__Предложенный отрывок__
::::::::::

В центре внимания того и другого — современник с его свершениями, радостями, горестями, стремлениями и надеждами, очень часто не исполнившимися надеждами. Вместе со своим современником они подвергались в середине века яростным атакам и сегодня подвергаются со всех сторон. Вместе с его заботами они соединяли собственные заботы, и, как единое целое, эти заботы оказывались самыми жгучими заботами всего нашего народа. Расцвет таланта Василия Федорова и Владимира Чивилихина пришелся на время, ныне характеризуемое обжигающим, как удар бича, словом «застой». Но как раз в тот период они не молчали, не хитрили, хотя их произведения пробивались к народу с колоссальными потерями...
Владимир Чивилихин развернул перед всеми картину вопиющего бесхозяйственного отношения к самому великому богатству нашей земли — к ее плодородному слою, богатствам ее лесов, недр, морей.

::::::::::

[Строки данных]
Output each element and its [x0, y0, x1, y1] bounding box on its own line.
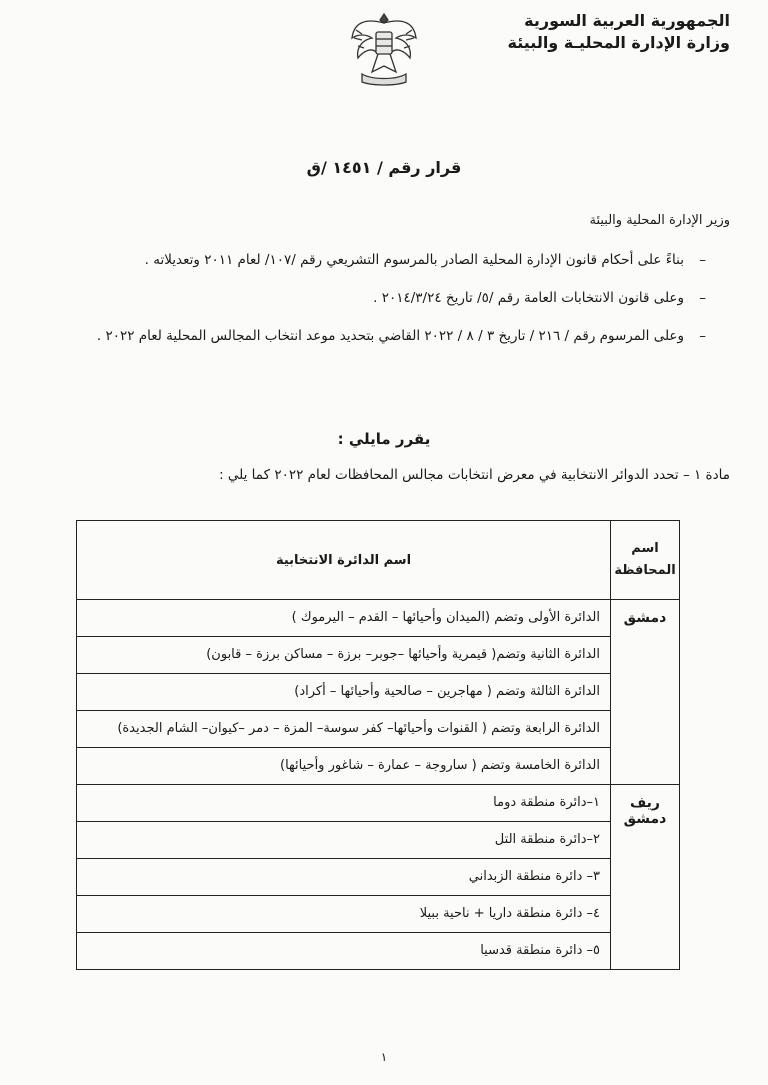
minister-line: وزير الإدارة المحلية والبيئة: [589, 213, 730, 228]
page-number: ١: [380, 1050, 388, 1064]
bullet-dash: –: [699, 290, 706, 306]
letterhead: [508, 10, 730, 54]
governorate-cell: دمشق: [611, 600, 680, 785]
ministry-name: وزارة الإدارة المحليـة والبيئة: [507, 33, 730, 52]
district-cell: الدائرة الأولى وتضم (الميدان وأحيائها – القدم – اليرموك ): [77, 600, 611, 637]
preamble-clauses: [80, 245, 706, 359]
decides-heading: يقرر مايلي :: [337, 430, 431, 448]
district-cell: الدائرة الرابعة وتضم ( القنوات وأحيائها– كفر سوسة– المزة – دمر –كيوان– الشام الجديدة): [77, 711, 611, 748]
district-cell: ٤– دائرة منطقة داريا + ناحية ببيلا: [77, 896, 611, 933]
eagle-emblem-icon: [348, 8, 420, 88]
clause-text: وعلى المرسوم رقم / ٢١٦ / تاريخ ٣ / ٨ / ٢٠٢٢ القاضي بتحديد موعد انتخاب المجالس المحلية لعام ٢٠٢٢ .: [96, 328, 684, 344]
table-row: [77, 600, 680, 637]
table-row: [77, 896, 680, 933]
preamble-clause: [80, 245, 706, 275]
district-cell: ٣– دائرة منطقة الزبداني: [77, 859, 611, 896]
bullet-dash: –: [699, 328, 706, 344]
table-row: [77, 748, 680, 785]
table-row: [77, 859, 680, 896]
header-governorate: اسم المحافظة: [611, 521, 680, 600]
district-cell: ١–دائرة منطقة دوما: [77, 785, 611, 822]
table-row: [77, 674, 680, 711]
district-cell: الدائرة الثانية وتضم( قيمرية وأحيائها –جوبر– برزة – مساكن برزة – قابون): [77, 637, 611, 674]
header-district: اسم الدائرة الانتخابية: [77, 521, 611, 600]
table-row: [77, 785, 680, 822]
districts-table: [76, 520, 680, 970]
district-cell: الدائرة الخامسة وتضم ( ساروجة – عمارة – شاغور وأحيائها): [77, 748, 611, 785]
district-cell: الدائرة الثالثة وتضم ( مهاجرين – صالحية وأحيائها – أكراد): [77, 674, 611, 711]
district-cell: ٥– دائرة منطقة قدسيا: [77, 933, 611, 970]
country-name: الجمهورية العربية السورية: [524, 11, 730, 30]
table-row: [77, 822, 680, 859]
decision-number: قرار رقم / ١٤٥١ /ق: [306, 158, 462, 177]
table-row: [77, 637, 680, 674]
governorate-cell: ريف دمشق: [611, 785, 680, 970]
clause-text: بناءً على أحكام قانون الإدارة المحلية الصادر بالمرسوم التشريعي رقم /١٠٧/ لعام ٢٠١١ وتعديلاته .: [144, 252, 684, 268]
preamble-clause: [80, 283, 706, 313]
district-cell: ٢–دائرة منطقة التل: [77, 822, 611, 859]
clause-text: وعلى قانون الانتخابات العامة رقم /٥/ تاريخ ٢٠١٤/٣/٢٤ .: [373, 290, 684, 306]
bullet-dash: –: [699, 252, 706, 268]
preamble-clause: [80, 321, 706, 351]
article-1: مادة ١ – تحدد الدوائر الانتخابية في معرض انتخابات مجالس المحافظات لعام ٢٠٢٢ كما يلي :: [219, 467, 730, 483]
table-row: [77, 711, 680, 748]
table-row: [77, 933, 680, 970]
table-header-row: [77, 521, 680, 600]
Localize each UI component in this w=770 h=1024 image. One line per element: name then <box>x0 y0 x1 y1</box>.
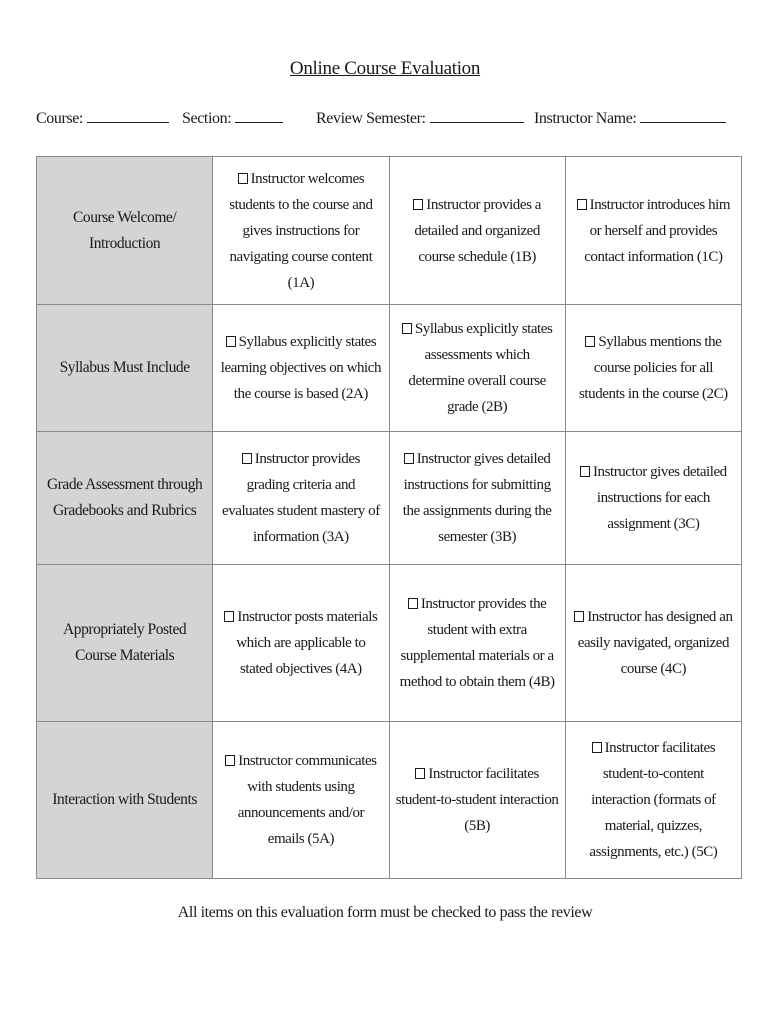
criterion-cell[interactable] <box>389 565 565 722</box>
criterion-text: Instructor provides the student with extra supplemental materials or a method to obtain them (4B) <box>399 596 555 690</box>
section-blank[interactable] <box>235 108 283 123</box>
table-row <box>37 157 742 305</box>
table-row <box>37 565 742 722</box>
row-heading: Syllabus Must Include <box>37 305 213 432</box>
criterion-text: Instructor communicates with students using announcements and/or emails (5A) <box>237 753 377 847</box>
criterion-cell[interactable] <box>389 722 565 879</box>
criterion-text: Instructor gives detailed instructions for each assignment (3C) <box>593 464 727 532</box>
criterion-text: Instructor provides grading criteria and evaluates student mastery of information (3A) <box>221 451 380 545</box>
criterion-text: Instructor gives detailed instructions for submitting the assignments during the semester (3B) <box>402 451 552 545</box>
checkbox-icon[interactable] <box>577 199 587 210</box>
review-semester-label: Review Semester: <box>316 110 426 127</box>
checkbox-icon[interactable] <box>580 466 590 477</box>
criterion-cell[interactable] <box>565 432 741 565</box>
criterion-text: Syllabus mentions the course policies for all students in the course (2C) <box>579 334 728 402</box>
course-label: Course: <box>36 110 83 127</box>
review-semester-field[interactable] <box>316 108 524 128</box>
criterion-text: Instructor has designed an easily navigated, organized course (4C) <box>577 609 733 677</box>
criterion-cell[interactable] <box>565 722 741 879</box>
checkbox-icon[interactable] <box>402 323 412 334</box>
criterion-cell[interactable] <box>565 157 741 305</box>
criterion-cell[interactable] <box>565 565 741 722</box>
instructor-name-blank[interactable] <box>640 108 726 123</box>
checkbox-icon[interactable] <box>238 173 248 184</box>
section-field[interactable] <box>182 108 283 128</box>
review-semester-blank[interactable] <box>430 108 524 123</box>
criterion-text: Syllabus explicitly states assessments which determine overall course grade (2B) <box>408 321 553 415</box>
checkbox-icon[interactable] <box>404 453 414 464</box>
checkbox-icon[interactable] <box>225 755 235 766</box>
criterion-cell[interactable] <box>213 722 389 879</box>
footer-note: All items on this evaluation form must be checked to pass the review <box>177 904 593 921</box>
checkbox-icon[interactable] <box>592 742 602 753</box>
table-row <box>37 305 742 432</box>
criterion-text: Instructor provides a detailed and organized course schedule (1B) <box>414 196 541 265</box>
criterion-cell[interactable] <box>389 157 565 305</box>
checkbox-icon[interactable] <box>242 453 252 464</box>
evaluation-table <box>36 156 742 879</box>
criterion-cell[interactable] <box>213 305 389 432</box>
criterion-text: Instructor posts materials which are applicable to stated objectives (4A) <box>236 609 378 677</box>
table-row <box>37 432 742 565</box>
checkbox-icon[interactable] <box>415 768 425 779</box>
criterion-text: Instructor introduces him or herself and provides contact information (1C) <box>584 196 731 265</box>
criterion-cell[interactable] <box>213 565 389 722</box>
section-label: Section: <box>182 110 232 127</box>
checkbox-icon[interactable] <box>408 598 418 609</box>
row-heading: Course Welcome/ Introduction <box>37 157 213 305</box>
course-blank[interactable] <box>87 108 169 123</box>
checkbox-icon[interactable] <box>574 611 584 622</box>
criterion-text: Syllabus explicitly states learning objectives on which the course is based (2A) <box>220 334 382 402</box>
table-row <box>37 722 742 879</box>
instructor-name-field[interactable] <box>534 108 726 128</box>
checkbox-icon[interactable] <box>413 199 423 210</box>
checkbox-icon[interactable] <box>224 611 234 622</box>
criterion-text: Instructor welcomes students to the course and gives instructions for navigating course content (1A) <box>229 170 373 291</box>
checkbox-icon[interactable] <box>585 336 595 347</box>
criterion-text: Instructor facilitates student-to-content interaction (formats of material, quizzes, assignments, etc.) (5C) <box>589 740 718 860</box>
criterion-cell[interactable] <box>389 432 565 565</box>
row-heading: Grade Assessment through Gradebooks and Rubrics <box>37 432 213 565</box>
page-title: Online Course Evaluation <box>289 58 481 79</box>
criterion-text: Instructor facilitates student-to-student interaction (5B) <box>395 766 559 834</box>
criterion-cell[interactable] <box>213 157 389 305</box>
course-field[interactable] <box>36 108 169 128</box>
row-heading: Appropriately Posted Course Materials <box>37 565 213 722</box>
checkbox-icon[interactable] <box>226 336 236 347</box>
header-fields <box>36 108 756 132</box>
row-heading: Interaction with Students <box>37 722 213 879</box>
instructor-name-label: Instructor Name: <box>534 110 637 127</box>
criterion-cell[interactable] <box>389 305 565 432</box>
criterion-cell[interactable] <box>213 432 389 565</box>
criterion-cell[interactable] <box>565 305 741 432</box>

::::::::::

__Задание 1__
Пожалуйста, повторите строки листинга, начиная со строки, содержащей «criterion-cell[interactable] <box>389 565», и заканчивая строкой, содержащей «criterion-cell[interactable] <box>389 722», включительно.
__Задание 2__
Подхватите отрывок о Василии Федорове и Владимире Чивилихине и продолжите его после последнего предложения.
Отрывок о Василии Федорове и Владимире Чивилихине никак не связан с листингом.

__Результат выполнения 1__
criterion-cell[interactable] <box>389 565 565 722</box>
criterion-text: Instructor provides the student with extra supplemental materials or a method to obtain them (4B) <box>399 596 555 690</box>
section-blank[interactable] <box>235 108 283 123</box>
table-row <box>37 157 742 305</box>
table-row <box>37 565 742 722</box>
row-heading: Syllabus Must Include <box>37 305 213 432</box>
criterion-text: Instructor communicates with students using announcements and/or emails (5A) <box>237 753 377 847</box>
criterion-cell[interactable] <box>389 722 565 879</box>

__Результат выполнения 2__
Разрешите мне здесь немного передохнуть, предоставив слово редактору журнала «Москва» Михаилу Николаевичу Алексееву, который первым напечатал очерк Владимира Чивилихина «Земля в беде». Он писал: «Сейчас, когда партия провозгласила гласность в качестве основного закона нашей жизни, поднимать какие-либо острейшие вопросы большого мужества и не требуется, а вот, скажем, 20 лет назад, когда Владимир Чивилихин выступил со статьей “Земля в беде”, так мы ее пробивали несколько месяцев с муками, если не сказать, с кровью. Вот тогда смелость была нужна, вот ее-то, быть может, и надо по достоинству оценить». Оценить тем более необходимо, что, скажу вам по секрету, некоторые из тех, кто более всего сопротивлялся публикации очерка, сегодня выступают как самые рьяные, самые яркие метеоры перестройки.
Напомню также об удивительной синхронности дум Василия Федорова, который, взбудораженный теми же заботами, что обуревали Владимира Чивилихина, пятью годами раньше, попрекая все человечество в безрассудном истреблении природы и упрекая нас с вами, писал в стихотворении «Пророчество»:
Земли не вечна благодать.
Когда далекого потомка
Ты пустишь по миру с котомкой,
Ей будет нечего подать.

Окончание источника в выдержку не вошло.